-- Start Supplied data --
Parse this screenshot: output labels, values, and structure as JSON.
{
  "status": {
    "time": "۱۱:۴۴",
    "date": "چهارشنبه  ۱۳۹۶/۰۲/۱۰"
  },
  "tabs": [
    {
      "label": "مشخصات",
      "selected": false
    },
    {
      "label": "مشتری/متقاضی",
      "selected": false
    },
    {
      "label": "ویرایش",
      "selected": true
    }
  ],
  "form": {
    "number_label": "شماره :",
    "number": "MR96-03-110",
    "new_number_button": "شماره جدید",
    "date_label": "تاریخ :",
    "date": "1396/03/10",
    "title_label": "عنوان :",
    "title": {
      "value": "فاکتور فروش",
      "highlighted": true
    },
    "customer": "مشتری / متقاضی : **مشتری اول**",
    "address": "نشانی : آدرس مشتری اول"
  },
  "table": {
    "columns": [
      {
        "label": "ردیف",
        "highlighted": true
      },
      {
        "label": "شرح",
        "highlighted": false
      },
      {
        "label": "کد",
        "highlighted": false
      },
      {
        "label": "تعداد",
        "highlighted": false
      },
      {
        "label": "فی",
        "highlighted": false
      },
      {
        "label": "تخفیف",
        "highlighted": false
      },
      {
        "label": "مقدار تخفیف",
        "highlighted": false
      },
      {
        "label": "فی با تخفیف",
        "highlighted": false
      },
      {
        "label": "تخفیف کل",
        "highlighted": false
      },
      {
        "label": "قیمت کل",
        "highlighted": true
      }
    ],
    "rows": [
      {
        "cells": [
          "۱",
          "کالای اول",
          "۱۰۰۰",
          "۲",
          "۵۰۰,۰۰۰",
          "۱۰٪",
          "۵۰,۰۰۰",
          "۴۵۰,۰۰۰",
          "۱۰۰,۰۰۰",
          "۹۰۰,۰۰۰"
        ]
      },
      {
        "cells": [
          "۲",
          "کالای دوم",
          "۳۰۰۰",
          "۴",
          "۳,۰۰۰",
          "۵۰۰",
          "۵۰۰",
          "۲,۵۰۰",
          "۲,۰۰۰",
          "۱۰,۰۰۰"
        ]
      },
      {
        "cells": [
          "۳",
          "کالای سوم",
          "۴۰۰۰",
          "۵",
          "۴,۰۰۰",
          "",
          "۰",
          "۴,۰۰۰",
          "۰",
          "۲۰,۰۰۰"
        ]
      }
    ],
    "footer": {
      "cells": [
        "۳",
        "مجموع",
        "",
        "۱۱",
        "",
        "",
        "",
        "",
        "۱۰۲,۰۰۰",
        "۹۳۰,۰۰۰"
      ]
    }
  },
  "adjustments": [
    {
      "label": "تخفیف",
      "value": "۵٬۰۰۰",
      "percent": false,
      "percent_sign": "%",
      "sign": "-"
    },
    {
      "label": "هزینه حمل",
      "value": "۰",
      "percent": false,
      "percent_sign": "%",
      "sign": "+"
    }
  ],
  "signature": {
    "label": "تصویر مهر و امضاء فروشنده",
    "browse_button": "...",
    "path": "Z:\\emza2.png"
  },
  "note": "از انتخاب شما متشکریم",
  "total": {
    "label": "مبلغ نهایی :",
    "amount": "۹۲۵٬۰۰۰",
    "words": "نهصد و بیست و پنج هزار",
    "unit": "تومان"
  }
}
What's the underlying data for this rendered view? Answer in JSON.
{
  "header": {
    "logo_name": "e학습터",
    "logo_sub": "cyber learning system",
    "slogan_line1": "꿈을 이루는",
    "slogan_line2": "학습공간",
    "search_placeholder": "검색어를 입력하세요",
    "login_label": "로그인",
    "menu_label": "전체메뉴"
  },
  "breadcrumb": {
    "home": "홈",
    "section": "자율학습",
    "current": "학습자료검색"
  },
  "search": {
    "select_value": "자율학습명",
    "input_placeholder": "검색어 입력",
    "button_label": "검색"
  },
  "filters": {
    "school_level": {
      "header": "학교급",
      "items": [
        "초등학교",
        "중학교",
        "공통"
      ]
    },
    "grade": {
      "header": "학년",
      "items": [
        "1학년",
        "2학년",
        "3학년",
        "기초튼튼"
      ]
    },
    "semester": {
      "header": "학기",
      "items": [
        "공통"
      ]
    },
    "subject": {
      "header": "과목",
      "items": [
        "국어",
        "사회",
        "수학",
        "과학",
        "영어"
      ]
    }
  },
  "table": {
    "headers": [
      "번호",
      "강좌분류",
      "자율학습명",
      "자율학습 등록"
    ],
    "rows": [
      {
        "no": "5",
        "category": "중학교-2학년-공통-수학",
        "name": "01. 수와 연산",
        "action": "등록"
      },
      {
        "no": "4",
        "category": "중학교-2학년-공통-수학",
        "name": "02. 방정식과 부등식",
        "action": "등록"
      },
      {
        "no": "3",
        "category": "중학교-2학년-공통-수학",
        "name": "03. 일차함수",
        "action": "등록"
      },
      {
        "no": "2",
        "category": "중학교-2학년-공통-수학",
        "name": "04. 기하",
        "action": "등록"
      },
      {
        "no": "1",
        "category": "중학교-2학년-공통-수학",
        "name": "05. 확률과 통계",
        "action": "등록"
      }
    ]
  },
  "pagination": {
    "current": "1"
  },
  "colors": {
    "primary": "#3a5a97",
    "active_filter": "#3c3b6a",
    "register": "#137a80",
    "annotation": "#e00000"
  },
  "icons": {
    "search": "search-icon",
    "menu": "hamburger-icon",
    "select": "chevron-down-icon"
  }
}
-- End Supplied data --
• **What to do**
Each of the records should be retyped exactly.

• **Answer in full**
Parse this screenshot: output labels, values, and structure as JSON.
{
  "status": {
    "time": "۱۱:۴۴",
    "date": "چهارشنبه  ۱۳۹۶/۰۲/۱۰"
  },
  "tabs": [
    {
      "label": "مشخصات",
      "selected": false
    },
    {
      "label": "مشتری/متقاضی",
      "selected": false
    },
    {
      "label": "ویرایش",
      "selected": true
    }
  ],
  "form": {
    "number_label": "شماره :",
    "number": "MR96-03-110",
    "new_number_button": "شماره جدید",
    "date_label": "تاریخ :",
    "date": "1396/03/10",
    "title_label": "عنوان :",
    "title": {
      "value": "فاکتور فروش",
      "highlighted": true
    },
    "customer": "مشتری / متقاضی : **مشتری اول**",
    "address": "نشانی : آدرس مشتری اول"
  },
  "table": {
    "columns": [
      {
        "label": "ردیف",
        "highlighted": true
      },
      {
        "label": "شرح",
        "highlighted": false
      },
      {
        "label": "کد",
        "highlighted": false
      },
      {
        "label": "تعداد",
        "highlighted": false
      },
      {
        "label": "فی",
        "highlighted": false
      },
      {
        "label": "تخفیف",
        "highlighted": false
      },
      {
        "label": "مقدار تخفیف",
        "highlighted": false
      },
      {
        "label": "فی با تخفیف",
        "highlighted": false
      },
      {
        "label": "تخفیف کل",
        "highlighted": false
      },
      {
        "label": "قیمت کل",
        "highlighted": true
      }
    ],
    "rows": [
      {
        "cells": [
          "۱",
          "کالای اول",
          "۱۰۰۰",
          "۲",
          "۵۰۰,۰۰۰",
          "۱۰٪",
          "۵۰,۰۰۰",
          "۴۵۰,۰۰۰",
          "۱۰۰,۰۰۰",
          "۹۰۰,۰۰۰"
        ]
      },
      {
        "cells": [
          "۲",
          "کالای دوم",
          "۳۰۰۰",
          "۴",
          "۳,۰۰۰",
          "۵۰۰",
          "۵۰۰",
          "۲,۵۰۰",
          "۲,۰۰۰",
          "۱۰,۰۰۰"
        ]
      },
      {
        "cells": [
          "۳",
          "کالای سوم",
          "۴۰۰۰",
          "۵",
          "۴,۰۰۰",
          "",
          "۰",
          "۴,۰۰۰",
          "۰",
          "۲۰,۰۰۰"
        ]
      }
    ],
    "footer": {
      "cells": [
        "۳",
        "مجموع",
        "",
        "۱۱",
        "",
        "",
        "",
        "",
        "۱۰۲,۰۰۰",
        "۹۳۰,۰۰۰"
      ]
    }
  },
  "adjustments": [
    {
      "label": "تخفیف",
      "value": "۵٬۰۰۰",
      "percent": false,
      "percent_sign": "%",
      "sign": "-"
    },
    {
      "label": "هزینه حمل",
      "value": "۰",
      "percent": false,
      "percent_sign": "%",
      "sign": "+"
    }
  ],
  "signature": {
    "label": "تصویر مهر و امضاء فروشنده",
    "browse_button": "...",
    "path": "Z:\\emza2.png"
  },
  "note": "از انتخاب شما متشکریم",
  "total": {
    "label": "مبلغ نهایی :",
    "amount": "۹۲۵٬۰۰۰",
    "words": "نهصد و بیست و پنج هزار",
    "unit": "تومان"
  }
}
What's the underlying data for this rendered view? Answer in JSON.
{
  "header": {
    "logo_name": "e학습터",
    "logo_sub": "cyber learning system",
    "slogan_line1": "꿈을 이루는",
    "slogan_line2": "학습공간",
    "search_placeholder": "검색어를 입력하세요",
    "login_label": "로그인",
    "menu_label": "전체메뉴"
  },
  "breadcrumb": {
    "home": "홈",
    "section": "자율학습",
    "current": "학습자료검색"
  },
  "search": {
    "select_value": "자율학습명",
    "input_placeholder": "검색어 입력",
    "button_label": "검색"
  },
  "filters": {
    "school_level": {
      "header": "학교급",
      "items": [
        "초등학교",
        "중학교",
        "공통"
      ]
    },
    "grade": {
      "header": "학년",
      "items": [
        "1학년",
        "2학년",
        "3학년",
        "기초튼튼"
      ]
    },
    "semester": {
      "header": "학기",
      "items": [
        "공통"
      ]
    },
    "subject": {
      "header": "과목",
      "items": [
        "국어",
        "사회",
        "수학",
        "과학",
        "영어"
      ]
    }
  },
  "table": {
    "headers": [
      "번호",
      "강좌분류",
      "자율학습명",
      "자율학습 등록"
    ],
    "rows": [
      {
        "no": "5",
        "category": "중학교-2학년-공통-수학",
        "name": "01. 수와 연산",
        "action": "등록"
      },
      {
        "no": "4",
        "category": "중학교-2학년-공통-수학",
        "name": "02. 방정식과 부등식",
        "action": "등록"
      },
      {
        "no": "3",
        "category": "중학교-2학년-공통-수학",
        "name": "03. 일차함수",
        "action": "등록"
      },
      {
        "no": "2",
        "category": "중학교-2학년-공통-수학",
        "name": "04. 기하",
        "action": "등록"
      },
      {
        "no": "1",
        "category": "중학교-2학년-공통-수학",
        "name": "05. 확률과 통계",
        "action": "등록"
      }
    ]
  },
  "pagination": {
    "current": "1"
  },
  "colors": {
    "primary": "#3a5a97",
    "active_filter": "#3c3b6a",
    "register": "#137a80",
    "annotation": "#e00000"
  },
  "icons": {
    "search": "search-icon",
    "menu": "hamburger-icon",
    "select": "chevron-down-icon"
  }
}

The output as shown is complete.